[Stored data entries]
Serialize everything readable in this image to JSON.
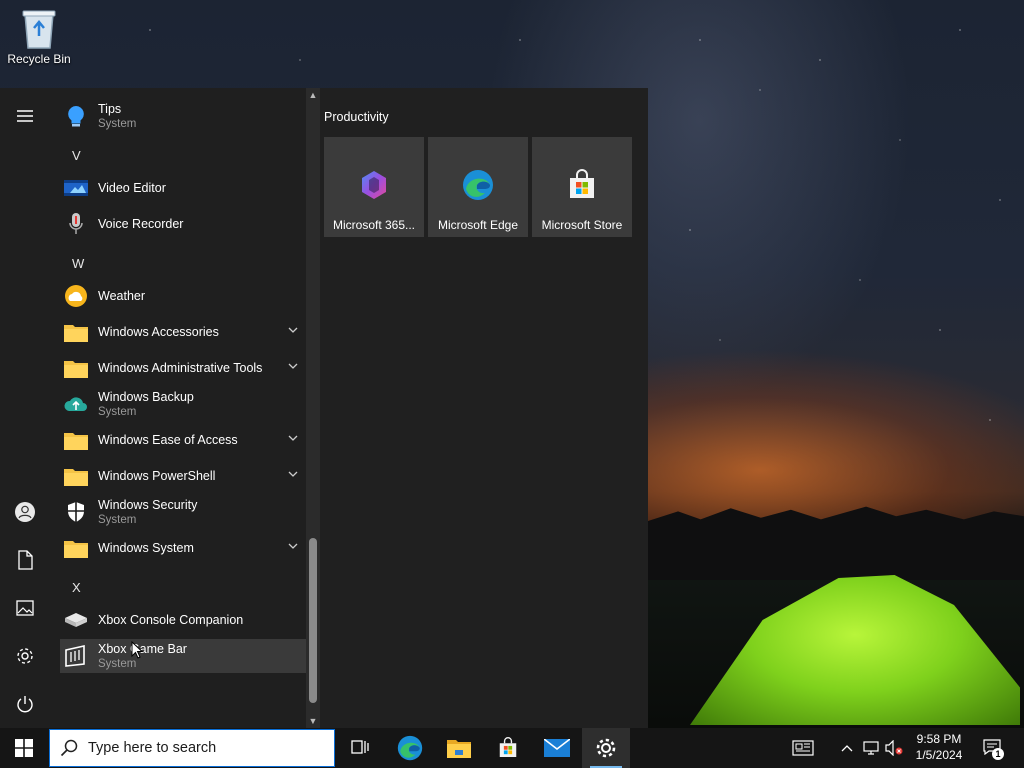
{
  "desktop": {
    "icons": [
      {
        "label": "Recycle Bin",
        "icon": "recycle-bin-icon"
      }
    ]
  },
  "start_menu": {
    "rail": [
      {
        "name": "menu-icon"
      },
      {
        "name": "user-account-icon"
      },
      {
        "name": "documents-icon"
      },
      {
        "name": "pictures-icon"
      },
      {
        "name": "settings-icon"
      },
      {
        "name": "power-icon"
      }
    ],
    "app_list": [
      {
        "type": "app",
        "name": "Tips",
        "sub": "System",
        "icon": "tips-icon"
      },
      {
        "type": "letter",
        "name": "V"
      },
      {
        "type": "app",
        "name": "Video Editor",
        "icon": "video-editor-icon"
      },
      {
        "type": "app",
        "name": "Voice Recorder",
        "icon": "voice-recorder-icon"
      },
      {
        "type": "letter",
        "name": "W"
      },
      {
        "type": "app",
        "name": "Weather",
        "icon": "weather-icon"
      },
      {
        "type": "folder",
        "name": "Windows Accessories",
        "icon": "folder-icon"
      },
      {
        "type": "folder",
        "name": "Windows Administrative Tools",
        "icon": "folder-icon"
      },
      {
        "type": "app",
        "name": "Windows Backup",
        "sub": "System",
        "icon": "backup-icon"
      },
      {
        "type": "folder",
        "name": "Windows Ease of Access",
        "icon": "folder-icon"
      },
      {
        "type": "folder",
        "name": "Windows PowerShell",
        "icon": "folder-icon"
      },
      {
        "type": "app",
        "name": "Windows Security",
        "sub": "System",
        "icon": "shield-icon"
      },
      {
        "type": "folder",
        "name": "Windows System",
        "icon": "folder-icon"
      },
      {
        "type": "letter",
        "name": "X"
      },
      {
        "type": "app",
        "name": "Xbox Console Companion",
        "icon": "xbox-console-icon"
      },
      {
        "type": "app",
        "name": "Xbox Game Bar",
        "sub": "System",
        "icon": "xbox-game-bar-icon",
        "hovered": true
      }
    ],
    "tile_group": {
      "title": "Productivity",
      "tiles": [
        {
          "label": "Microsoft 365...",
          "icon": "microsoft-365-icon"
        },
        {
          "label": "Microsoft Edge",
          "icon": "edge-icon"
        },
        {
          "label": "Microsoft Store",
          "icon": "store-icon"
        }
      ]
    }
  },
  "taskbar": {
    "search_placeholder": "Type here to search",
    "pinned": [
      {
        "name": "task-view-icon"
      },
      {
        "name": "edge-icon"
      },
      {
        "name": "file-explorer-icon"
      },
      {
        "name": "store-icon"
      },
      {
        "name": "mail-icon"
      },
      {
        "name": "settings-icon",
        "active": true
      }
    ],
    "tray": {
      "icons": [
        "news-icon",
        "chevron-up-icon",
        "network-icon",
        "volume-muted-icon"
      ],
      "time": "9:58 PM",
      "date": "1/5/2024",
      "notification_count": "1"
    }
  },
  "colors": {
    "start_bg": "#1f1f1f",
    "tile_bg": "#3b3b3b",
    "taskbar_bg": "#151515",
    "accent": "#76b9ed",
    "search_border": "#0a6fd8"
  }
}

WHAT TO PRODUCE: Each line of the data is to be duplicated exactly; pictures stay out of the copy.

FINAL RESULT:
Serialize everything readable in this image to JSON.
{
  "desktop": {
    "icons": [
      {
        "label": "Recycle Bin",
        "icon": "recycle-bin-icon"
      }
    ]
  },
  "start_menu": {
    "rail": [
      {
        "name": "menu-icon"
      },
      {
        "name": "user-account-icon"
      },
      {
        "name": "documents-icon"
      },
      {
        "name": "pictures-icon"
      },
      {
        "name": "settings-icon"
      },
      {
        "name": "power-icon"
      }
    ],
    "app_list": [
      {
        "type": "app",
        "name": "Tips",
        "sub": "System",
        "icon": "tips-icon"
      },
      {
        "type": "letter",
        "name": "V"
      },
      {
        "type": "app",
        "name": "Video Editor",
        "icon": "video-editor-icon"
      },
      {
        "type": "app",
        "name": "Voice Recorder",
        "icon": "voice-recorder-icon"
      },
      {
        "type": "letter",
        "name": "W"
      },
      {
        "type": "app",
        "name": "Weather",
        "icon": "weather-icon"
      },
      {
        "type": "folder",
        "name": "Windows Accessories",
        "icon": "folder-icon"
      },
      {
        "type": "folder",
        "name": "Windows Administrative Tools",
        "icon": "folder-icon"
      },
      {
        "type": "app",
        "name": "Windows Backup",
        "sub": "System",
        "icon": "backup-icon"
      },
      {
        "type": "folder",
        "name": "Windows Ease of Access",
        "icon": "folder-icon"
      },
      {
        "type": "folder",
        "name": "Windows PowerShell",
        "icon": "folder-icon"
      },
      {
        "type": "app",
        "name": "Windows Security",
        "sub": "System",
        "icon": "shield-icon"
      },
      {
        "type": "folder",
        "name": "Windows System",
        "icon": "folder-icon"
      },
      {
        "type": "letter",
        "name": "X"
      },
      {
        "type": "app",
        "name": "Xbox Console Companion",
        "icon": "xbox-console-icon"
      },
      {
        "type": "app",
        "name": "Xbox Game Bar",
        "sub": "System",
        "icon": "xbox-game-bar-icon",
        "hovered": true
      }
    ],
    "tile_group": {
      "title": "Productivity",
      "tiles": [
        {
          "label": "Microsoft 365...",
          "icon": "microsoft-365-icon"
        },
        {
          "label": "Microsoft Edge",
          "icon": "edge-icon"
        },
        {
          "label": "Microsoft Store",
          "icon": "store-icon"
        }
      ]
    }
  },
  "taskbar": {
    "search_placeholder": "Type here to search",
    "pinned": [
      {
        "name": "task-view-icon"
      },
      {
        "name": "edge-icon"
      },
      {
        "name": "file-explorer-icon"
      },
      {
        "name": "store-icon"
      },
      {
        "name": "mail-icon"
      },
      {
        "name": "settings-icon",
        "active": true
      }
    ],
    "tray": {
      "icons": [
        "news-icon",
        "chevron-up-icon",
        "network-icon",
        "volume-muted-icon"
      ],
      "time": "9:58 PM",
      "date": "1/5/2024",
      "notification_count": "1"
    }
  },
  "colors": {
    "start_bg": "#1f1f1f",
    "tile_bg": "#3b3b3b",
    "taskbar_bg": "#151515",
    "accent": "#76b9ed",
    "search_border": "#0a6fd8"
  }
}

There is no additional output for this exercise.